[Dataset listings of figures]
↓↓↓
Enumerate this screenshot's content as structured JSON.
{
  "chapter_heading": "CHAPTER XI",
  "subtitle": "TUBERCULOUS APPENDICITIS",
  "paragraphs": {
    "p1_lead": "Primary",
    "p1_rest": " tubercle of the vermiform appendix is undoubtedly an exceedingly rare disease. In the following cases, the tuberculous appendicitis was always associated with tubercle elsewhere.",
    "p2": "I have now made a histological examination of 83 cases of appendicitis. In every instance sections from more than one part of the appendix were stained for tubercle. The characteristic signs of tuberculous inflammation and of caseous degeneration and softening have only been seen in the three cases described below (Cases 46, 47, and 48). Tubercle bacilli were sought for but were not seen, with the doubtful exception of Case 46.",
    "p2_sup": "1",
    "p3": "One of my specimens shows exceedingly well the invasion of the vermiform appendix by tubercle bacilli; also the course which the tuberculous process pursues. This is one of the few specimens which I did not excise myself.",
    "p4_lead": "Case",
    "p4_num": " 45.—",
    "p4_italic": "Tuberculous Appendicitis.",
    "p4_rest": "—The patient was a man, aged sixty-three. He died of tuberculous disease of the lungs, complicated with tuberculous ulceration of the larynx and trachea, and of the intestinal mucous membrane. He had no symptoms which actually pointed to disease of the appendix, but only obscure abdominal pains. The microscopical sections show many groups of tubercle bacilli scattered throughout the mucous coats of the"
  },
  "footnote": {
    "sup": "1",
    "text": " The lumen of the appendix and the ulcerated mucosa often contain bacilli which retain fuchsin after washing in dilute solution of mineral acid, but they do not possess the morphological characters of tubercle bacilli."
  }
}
↑↑↑
### EXERCISE DETAILS
Return the entries in full, keeping every line exactly as it is.

### SOLUTION
Enumerate this screenshot's content as structured JSON.
{
  "chapter_heading": "CHAPTER XI",
  "subtitle": "TUBERCULOUS APPENDICITIS",
  "paragraphs": {
    "p1_lead": "Primary",
    "p1_rest": " tubercle of the vermiform appendix is undoubtedly an exceedingly rare disease. In the following cases, the tuberculous appendicitis was always associated with tubercle elsewhere.",
    "p2": "I have now made a histological examination of 83 cases of appendicitis. In every instance sections from more than one part of the appendix were stained for tubercle. The characteristic signs of tuberculous inflammation and of caseous degeneration and softening have only been seen in the three cases described below (Cases 46, 47, and 48). Tubercle bacilli were sought for but were not seen, with the doubtful exception of Case 46.",
    "p2_sup": "1",
    "p3": "One of my specimens shows exceedingly well the invasion of the vermiform appendix by tubercle bacilli; also the course which the tuberculous process pursues. This is one of the few specimens which I did not excise myself.",
    "p4_lead": "Case",
    "p4_num": " 45.—",
    "p4_italic": "Tuberculous Appendicitis.",
    "p4_rest": "—The patient was a man, aged sixty-three. He died of tuberculous disease of the lungs, complicated with tuberculous ulceration of the larynx and trachea, and of the intestinal mucous membrane. He had no symptoms which actually pointed to disease of the appendix, but only obscure abdominal pains. The microscopical sections show many groups of tubercle bacilli scattered throughout the mucous coats of the"
  },
  "footnote": {
    "sup": "1",
    "text": " The lumen of the appendix and the ulcerated mucosa often contain bacilli which retain fuchsin after washing in dilute solution of mineral acid, but they do not possess the morphological characters of tubercle bacilli."
  }
}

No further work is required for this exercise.